■ Exercise aim
Every line of the listing must be reproduced as it stands. Leave the images behind.

## Start Records shown

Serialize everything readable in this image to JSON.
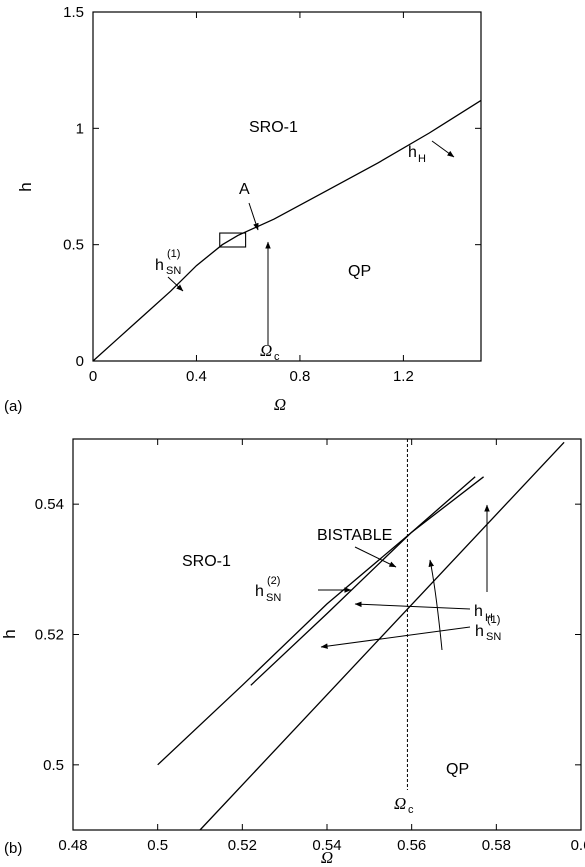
{
  "chart_data": [
    {
      "panel_label": "(a)",
      "type": "line",
      "xlabel": "Ω",
      "ylabel": "h",
      "xlim": [
        0,
        1.5
      ],
      "ylim": [
        0,
        1.5
      ],
      "xticks": [
        "0",
        "0.4",
        "0.8",
        "1.2"
      ],
      "yticks": [
        "0",
        "0.5",
        "1",
        "1.5"
      ],
      "series": [
        {
          "x": [
            0,
            0.1,
            0.2,
            0.3,
            0.4,
            0.5,
            0.56,
            0.7,
            0.9,
            1.1,
            1.3,
            1.5
          ],
          "y": [
            0,
            0.1,
            0.2,
            0.3,
            0.41,
            0.5,
            0.54,
            0.61,
            0.73,
            0.85,
            0.98,
            1.12
          ]
        }
      ],
      "box": {
        "x": [
          0.49,
          0.59
        ],
        "y": [
          0.49,
          0.55
        ]
      },
      "annotations": {
        "region_top": "SRO-1",
        "region_bottom": "QP",
        "box_label": "A",
        "hsn_main": "h",
        "hsn_sub": "SN",
        "hsn_sup": "(1)",
        "hh_main": "h",
        "hh_sub": "H",
        "omega_c_main": "Ω",
        "omega_c_sub": "c"
      }
    },
    {
      "panel_label": "(b)",
      "type": "line",
      "xlabel": "Ω",
      "ylabel": "h",
      "xlim": [
        0.48,
        0.6
      ],
      "ylim": [
        0.49,
        0.55
      ],
      "xticks": [
        "0.48",
        "0.5",
        "0.52",
        "0.54",
        "0.56",
        "0.58",
        "0.6"
      ],
      "yticks": [
        "0.5",
        "0.52",
        "0.54"
      ],
      "omega_c": 0.559,
      "series": [
        {
          "x": [
            0.51,
            0.596
          ],
          "y": [
            0.49,
            0.5495
          ]
        },
        {
          "x": [
            0.5,
            0.52,
            0.54,
            0.56,
            0.577
          ],
          "y": [
            0.5,
            0.5122,
            0.5247,
            0.5357,
            0.5442
          ]
        },
        {
          "x": [
            0.522,
            0.54,
            0.56,
            0.575
          ],
          "y": [
            0.5122,
            0.5232,
            0.5357,
            0.5442
          ]
        }
      ],
      "annotations": {
        "region_left": "SRO-1",
        "region_bottom": "QP",
        "bistable": "BISTABLE",
        "hsn2_main": "h",
        "hsn2_sub": "SN",
        "hsn2_sup": "(2)",
        "hh_main": "h",
        "hh_sub": "H",
        "hsn1_main": "h",
        "hsn1_sub": "SN",
        "hsn1_sup": "(1)",
        "omega_c_main": "Ω",
        "omega_c_sub": "c"
      }
    }
  ]
}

## End Records shown

■ Answer to this exercise
Serialize everything readable in this image to JSON.
{
  "chart_data": [
    {
      "panel_label": "(a)",
      "type": "line",
      "xlabel": "Ω",
      "ylabel": "h",
      "xlim": [
        0,
        1.5
      ],
      "ylim": [
        0,
        1.5
      ],
      "xticks": [
        "0",
        "0.4",
        "0.8",
        "1.2"
      ],
      "yticks": [
        "0",
        "0.5",
        "1",
        "1.5"
      ],
      "series": [
        {
          "x": [
            0,
            0.1,
            0.2,
            0.3,
            0.4,
            0.5,
            0.56,
            0.7,
            0.9,
            1.1,
            1.3,
            1.5
          ],
          "y": [
            0,
            0.1,
            0.2,
            0.3,
            0.41,
            0.5,
            0.54,
            0.61,
            0.73,
            0.85,
            0.98,
            1.12
          ]
        }
      ],
      "box": {
        "x": [
          0.49,
          0.59
        ],
        "y": [
          0.49,
          0.55
        ]
      },
      "annotations": {
        "region_top": "SRO-1",
        "region_bottom": "QP",
        "box_label": "A",
        "hsn_main": "h",
        "hsn_sub": "SN",
        "hsn_sup": "(1)",
        "hh_main": "h",
        "hh_sub": "H",
        "omega_c_main": "Ω",
        "omega_c_sub": "c"
      }
    },
    {
      "panel_label": "(b)",
      "type": "line",
      "xlabel": "Ω",
      "ylabel": "h",
      "xlim": [
        0.48,
        0.6
      ],
      "ylim": [
        0.49,
        0.55
      ],
      "xticks": [
        "0.48",
        "0.5",
        "0.52",
        "0.54",
        "0.56",
        "0.58",
        "0.6"
      ],
      "yticks": [
        "0.5",
        "0.52",
        "0.54"
      ],
      "omega_c": 0.559,
      "series": [
        {
          "x": [
            0.51,
            0.596
          ],
          "y": [
            0.49,
            0.5495
          ]
        },
        {
          "x": [
            0.5,
            0.52,
            0.54,
            0.56,
            0.577
          ],
          "y": [
            0.5,
            0.5122,
            0.5247,
            0.5357,
            0.5442
          ]
        },
        {
          "x": [
            0.522,
            0.54,
            0.56,
            0.575
          ],
          "y": [
            0.5122,
            0.5232,
            0.5357,
            0.5442
          ]
        }
      ],
      "annotations": {
        "region_left": "SRO-1",
        "region_bottom": "QP",
        "bistable": "BISTABLE",
        "hsn2_main": "h",
        "hsn2_sub": "SN",
        "hsn2_sup": "(2)",
        "hh_main": "h",
        "hh_sub": "H",
        "hsn1_main": "h",
        "hsn1_sub": "SN",
        "hsn1_sup": "(1)",
        "omega_c_main": "Ω",
        "omega_c_sub": "c"
      }
    }
  ]
}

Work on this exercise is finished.